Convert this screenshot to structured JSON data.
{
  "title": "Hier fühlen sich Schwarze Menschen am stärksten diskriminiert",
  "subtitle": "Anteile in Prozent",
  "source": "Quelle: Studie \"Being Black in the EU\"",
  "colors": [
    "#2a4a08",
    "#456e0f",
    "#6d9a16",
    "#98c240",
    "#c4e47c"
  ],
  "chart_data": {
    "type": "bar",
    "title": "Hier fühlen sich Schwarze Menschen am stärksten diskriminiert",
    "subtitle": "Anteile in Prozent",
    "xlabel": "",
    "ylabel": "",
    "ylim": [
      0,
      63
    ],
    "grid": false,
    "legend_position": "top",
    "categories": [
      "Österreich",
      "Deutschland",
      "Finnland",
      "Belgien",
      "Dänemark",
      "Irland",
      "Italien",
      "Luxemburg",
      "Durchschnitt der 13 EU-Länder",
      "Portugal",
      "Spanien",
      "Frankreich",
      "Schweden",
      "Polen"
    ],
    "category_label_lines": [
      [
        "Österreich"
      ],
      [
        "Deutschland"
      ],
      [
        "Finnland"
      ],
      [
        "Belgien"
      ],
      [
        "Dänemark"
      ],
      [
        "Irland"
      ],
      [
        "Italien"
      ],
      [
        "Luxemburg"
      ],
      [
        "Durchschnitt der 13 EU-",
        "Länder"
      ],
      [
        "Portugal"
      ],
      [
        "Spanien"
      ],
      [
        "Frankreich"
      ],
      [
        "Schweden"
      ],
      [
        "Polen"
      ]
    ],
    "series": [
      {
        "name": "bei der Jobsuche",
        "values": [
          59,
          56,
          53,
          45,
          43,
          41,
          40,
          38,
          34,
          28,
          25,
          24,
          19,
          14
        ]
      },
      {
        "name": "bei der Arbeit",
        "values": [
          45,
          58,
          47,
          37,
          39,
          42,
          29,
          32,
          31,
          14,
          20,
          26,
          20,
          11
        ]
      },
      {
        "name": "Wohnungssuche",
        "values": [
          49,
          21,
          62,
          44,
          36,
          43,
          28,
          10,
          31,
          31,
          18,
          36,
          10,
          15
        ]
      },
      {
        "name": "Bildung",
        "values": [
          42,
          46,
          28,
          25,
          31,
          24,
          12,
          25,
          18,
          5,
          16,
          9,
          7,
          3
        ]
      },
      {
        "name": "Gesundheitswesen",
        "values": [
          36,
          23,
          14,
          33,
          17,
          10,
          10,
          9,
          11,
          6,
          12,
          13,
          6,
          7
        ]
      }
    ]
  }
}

» **Problem statement**
Find the word "fühlen" and list each line it appears in.

» **Result of this exercise**
  "title": "Hier fühlen sich Schwarze Menschen am stärksten diskriminiert",
    "title": "Hier fühlen sich Schwarze Menschen am stärksten diskriminiert",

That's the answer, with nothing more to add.